• RECORDS SUPPLIED:
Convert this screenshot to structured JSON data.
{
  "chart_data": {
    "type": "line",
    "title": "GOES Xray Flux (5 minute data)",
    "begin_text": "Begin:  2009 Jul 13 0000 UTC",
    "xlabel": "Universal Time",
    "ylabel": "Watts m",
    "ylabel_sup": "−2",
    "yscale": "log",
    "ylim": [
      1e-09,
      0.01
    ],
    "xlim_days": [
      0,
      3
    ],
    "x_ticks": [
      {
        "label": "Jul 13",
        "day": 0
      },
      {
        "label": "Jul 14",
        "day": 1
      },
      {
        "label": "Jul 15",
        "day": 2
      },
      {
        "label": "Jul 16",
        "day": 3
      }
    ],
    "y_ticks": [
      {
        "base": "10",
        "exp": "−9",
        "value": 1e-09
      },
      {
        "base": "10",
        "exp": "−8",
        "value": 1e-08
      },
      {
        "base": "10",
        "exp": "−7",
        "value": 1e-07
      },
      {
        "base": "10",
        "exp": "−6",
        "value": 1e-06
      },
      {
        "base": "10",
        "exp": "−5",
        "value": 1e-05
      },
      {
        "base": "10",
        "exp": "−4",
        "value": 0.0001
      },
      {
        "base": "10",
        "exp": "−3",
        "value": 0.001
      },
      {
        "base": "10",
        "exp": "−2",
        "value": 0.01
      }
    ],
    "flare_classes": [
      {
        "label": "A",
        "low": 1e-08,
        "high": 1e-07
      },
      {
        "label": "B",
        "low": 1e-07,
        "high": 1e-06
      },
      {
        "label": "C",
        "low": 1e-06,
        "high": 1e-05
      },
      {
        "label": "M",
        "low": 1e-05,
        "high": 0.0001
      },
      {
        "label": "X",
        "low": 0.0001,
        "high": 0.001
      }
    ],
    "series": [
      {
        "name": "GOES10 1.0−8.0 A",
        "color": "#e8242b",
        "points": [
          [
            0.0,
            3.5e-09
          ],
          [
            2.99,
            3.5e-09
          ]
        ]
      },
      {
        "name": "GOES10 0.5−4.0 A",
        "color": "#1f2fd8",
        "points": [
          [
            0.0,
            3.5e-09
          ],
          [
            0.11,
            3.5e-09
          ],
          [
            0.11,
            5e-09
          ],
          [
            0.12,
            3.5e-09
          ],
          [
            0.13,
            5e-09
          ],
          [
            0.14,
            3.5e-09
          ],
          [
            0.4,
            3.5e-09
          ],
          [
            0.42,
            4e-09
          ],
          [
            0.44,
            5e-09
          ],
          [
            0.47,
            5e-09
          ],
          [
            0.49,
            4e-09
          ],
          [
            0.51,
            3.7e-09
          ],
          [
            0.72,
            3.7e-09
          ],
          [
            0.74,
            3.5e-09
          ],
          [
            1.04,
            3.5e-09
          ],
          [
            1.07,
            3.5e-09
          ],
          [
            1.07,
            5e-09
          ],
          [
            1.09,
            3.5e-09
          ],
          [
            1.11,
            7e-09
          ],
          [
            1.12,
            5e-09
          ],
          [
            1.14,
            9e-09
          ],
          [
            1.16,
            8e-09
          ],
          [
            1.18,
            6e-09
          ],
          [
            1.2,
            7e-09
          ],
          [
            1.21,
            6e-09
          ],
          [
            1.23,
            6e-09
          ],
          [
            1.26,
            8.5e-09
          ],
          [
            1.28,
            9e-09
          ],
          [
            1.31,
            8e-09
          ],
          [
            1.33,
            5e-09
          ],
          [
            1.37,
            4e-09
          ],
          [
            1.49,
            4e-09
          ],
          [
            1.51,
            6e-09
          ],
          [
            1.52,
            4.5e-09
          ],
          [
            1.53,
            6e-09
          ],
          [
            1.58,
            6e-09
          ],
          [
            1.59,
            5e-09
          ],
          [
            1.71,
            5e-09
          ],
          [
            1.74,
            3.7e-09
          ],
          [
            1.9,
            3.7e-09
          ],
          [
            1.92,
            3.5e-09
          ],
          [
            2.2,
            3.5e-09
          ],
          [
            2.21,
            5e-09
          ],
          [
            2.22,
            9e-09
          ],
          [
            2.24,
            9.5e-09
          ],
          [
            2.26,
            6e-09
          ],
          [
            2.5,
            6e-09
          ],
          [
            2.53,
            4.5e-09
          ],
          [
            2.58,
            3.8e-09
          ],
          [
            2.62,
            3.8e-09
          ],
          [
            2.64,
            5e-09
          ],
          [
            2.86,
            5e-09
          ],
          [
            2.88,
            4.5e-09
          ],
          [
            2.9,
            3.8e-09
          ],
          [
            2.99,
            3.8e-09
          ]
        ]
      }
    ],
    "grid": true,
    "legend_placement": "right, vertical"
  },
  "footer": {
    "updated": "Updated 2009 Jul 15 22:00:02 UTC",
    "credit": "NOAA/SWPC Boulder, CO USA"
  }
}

• TASK OBJECTIVE: Every record should be repeated exactly; please leave none out.

• COMPLETE OUTPUT:
Convert this screenshot to structured JSON data.
{
  "chart_data": {
    "type": "line",
    "title": "GOES Xray Flux (5 minute data)",
    "begin_text": "Begin:  2009 Jul 13 0000 UTC",
    "xlabel": "Universal Time",
    "ylabel": "Watts m",
    "ylabel_sup": "−2",
    "yscale": "log",
    "ylim": [
      1e-09,
      0.01
    ],
    "xlim_days": [
      0,
      3
    ],
    "x_ticks": [
      {
        "label": "Jul 13",
        "day": 0
      },
      {
        "label": "Jul 14",
        "day": 1
      },
      {
        "label": "Jul 15",
        "day": 2
      },
      {
        "label": "Jul 16",
        "day": 3
      }
    ],
    "y_ticks": [
      {
        "base": "10",
        "exp": "−9",
        "value": 1e-09
      },
      {
        "base": "10",
        "exp": "−8",
        "value": 1e-08
      },
      {
        "base": "10",
        "exp": "−7",
        "value": 1e-07
      },
      {
        "base": "10",
        "exp": "−6",
        "value": 1e-06
      },
      {
        "base": "10",
        "exp": "−5",
        "value": 1e-05
      },
      {
        "base": "10",
        "exp": "−4",
        "value": 0.0001
      },
      {
        "base": "10",
        "exp": "−3",
        "value": 0.001
      },
      {
        "base": "10",
        "exp": "−2",
        "value": 0.01
      }
    ],
    "flare_classes": [
      {
        "label": "A",
        "low": 1e-08,
        "high": 1e-07
      },
      {
        "label": "B",
        "low": 1e-07,
        "high": 1e-06
      },
      {
        "label": "C",
        "low": 1e-06,
        "high": 1e-05
      },
      {
        "label": "M",
        "low": 1e-05,
        "high": 0.0001
      },
      {
        "label": "X",
        "low": 0.0001,
        "high": 0.001
      }
    ],
    "series": [
      {
        "name": "GOES10 1.0−8.0 A",
        "color": "#e8242b",
        "points": [
          [
            0.0,
            3.5e-09
          ],
          [
            2.99,
            3.5e-09
          ]
        ]
      },
      {
        "name": "GOES10 0.5−4.0 A",
        "color": "#1f2fd8",
        "points": [
          [
            0.0,
            3.5e-09
          ],
          [
            0.11,
            3.5e-09
          ],
          [
            0.11,
            5e-09
          ],
          [
            0.12,
            3.5e-09
          ],
          [
            0.13,
            5e-09
          ],
          [
            0.14,
            3.5e-09
          ],
          [
            0.4,
            3.5e-09
          ],
          [
            0.42,
            4e-09
          ],
          [
            0.44,
            5e-09
          ],
          [
            0.47,
            5e-09
          ],
          [
            0.49,
            4e-09
          ],
          [
            0.51,
            3.7e-09
          ],
          [
            0.72,
            3.7e-09
          ],
          [
            0.74,
            3.5e-09
          ],
          [
            1.04,
            3.5e-09
          ],
          [
            1.07,
            3.5e-09
          ],
          [
            1.07,
            5e-09
          ],
          [
            1.09,
            3.5e-09
          ],
          [
            1.11,
            7e-09
          ],
          [
            1.12,
            5e-09
          ],
          [
            1.14,
            9e-09
          ],
          [
            1.16,
            8e-09
          ],
          [
            1.18,
            6e-09
          ],
          [
            1.2,
            7e-09
          ],
          [
            1.21,
            6e-09
          ],
          [
            1.23,
            6e-09
          ],
          [
            1.26,
            8.5e-09
          ],
          [
            1.28,
            9e-09
          ],
          [
            1.31,
            8e-09
          ],
          [
            1.33,
            5e-09
          ],
          [
            1.37,
            4e-09
          ],
          [
            1.49,
            4e-09
          ],
          [
            1.51,
            6e-09
          ],
          [
            1.52,
            4.5e-09
          ],
          [
            1.53,
            6e-09
          ],
          [
            1.58,
            6e-09
          ],
          [
            1.59,
            5e-09
          ],
          [
            1.71,
            5e-09
          ],
          [
            1.74,
            3.7e-09
          ],
          [
            1.9,
            3.7e-09
          ],
          [
            1.92,
            3.5e-09
          ],
          [
            2.2,
            3.5e-09
          ],
          [
            2.21,
            5e-09
          ],
          [
            2.22,
            9e-09
          ],
          [
            2.24,
            9.5e-09
          ],
          [
            2.26,
            6e-09
          ],
          [
            2.5,
            6e-09
          ],
          [
            2.53,
            4.5e-09
          ],
          [
            2.58,
            3.8e-09
          ],
          [
            2.62,
            3.8e-09
          ],
          [
            2.64,
            5e-09
          ],
          [
            2.86,
            5e-09
          ],
          [
            2.88,
            4.5e-09
          ],
          [
            2.9,
            3.8e-09
          ],
          [
            2.99,
            3.8e-09
          ]
        ]
      }
    ],
    "grid": true,
    "legend_placement": "right, vertical"
  },
  "footer": {
    "updated": "Updated 2009 Jul 15 22:00:02 UTC",
    "credit": "NOAA/SWPC Boulder, CO USA"
  }
}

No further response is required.